[start of Document extract]
Cox v. Dell et al
ORDER denying 49 Motion for Sanctions Signed by Chief Judge David C Norton on 08/3/2011.(jsch, )
IN THE UNITED STATES DISTRICT COURT
FOR THE DISTRICT OF SOUTH CAROLINA
ROBERT MCDANIEL COX,
LANCE CORPORAL RONALD DEAL OF )
THE SOUTH CAROLINA HIGHWAY
PATROL, OFFICER (UNNAMED 2ND
HIGHWAY PATROL OFFICER WHO
ARRIVED AFTER PLAINTIFF WAS
ARRESTED BY LANCE CORPORAL
Civil No. 2:09-CV-2715-DCN-BM
ORDER AND OPINION
This matter is before the court on defendants’ motion for Rule 11 sanctions.
Plaintiff filed a twenty-seven page pro se complaint alleging fifty-four causes of
action against defendants, two South Carolina Highway Patrol Officers. Plaintiff’s
original complaint involved a traffic stop that took place on August 26, 2009, in
Summerville, South Carolina. Plaintiff’s complaint demonstrated that plaintiff was
belligerent, refused to produce his license, registration, and proof of insurance, and
eventually, locked himself in his car. Plaintiff finally complied with defendant Officer
Ronald Deal’s requests after another officer arrived on the scene. Plaintiff was not
arrested, but was issued a citation and warned not to repeat his behavior.
Plaintiff’s complaint alleges a plethora of causes of action, a portion of which can
only be deciphered as an attempt to state a claim under 42 U.S.C. § 1983. His other
claims appear to include nearly every claim one could find in a torts textbook and are
repeated to include conspiracy on the part of the other officer to commit each cause of
action. Plaintiff also filed an amended complaint, which is substantially the same as the
Magistrate Judge Bristow Marchant issued a scheduling order on January 12,
2010. In his response to the scheduling order, plaintiff filed a “Notice to Court,”
[end of Document extract]
[start of Data provided]
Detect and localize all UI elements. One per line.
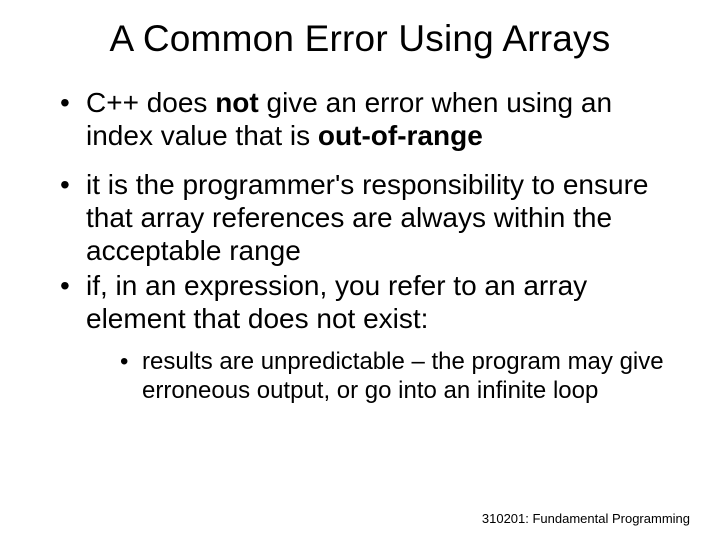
[end of Data provided]
** What you will do **
A – From the court order, list every document the plaintiff refused to produce during the traffic stop.
B – According to the court order, what is the basis for saying the plaintiff was belligerent during the traffic stop? Answer in one to three sentences.

** The solutions **
A –
- License
- Registration
- Proof of insurance

B – The basis is the plaintiff's own complaint. It showed that he was belligerent, refused to produce his license, registration, and proof of insurance, and eventually locked himself in his car.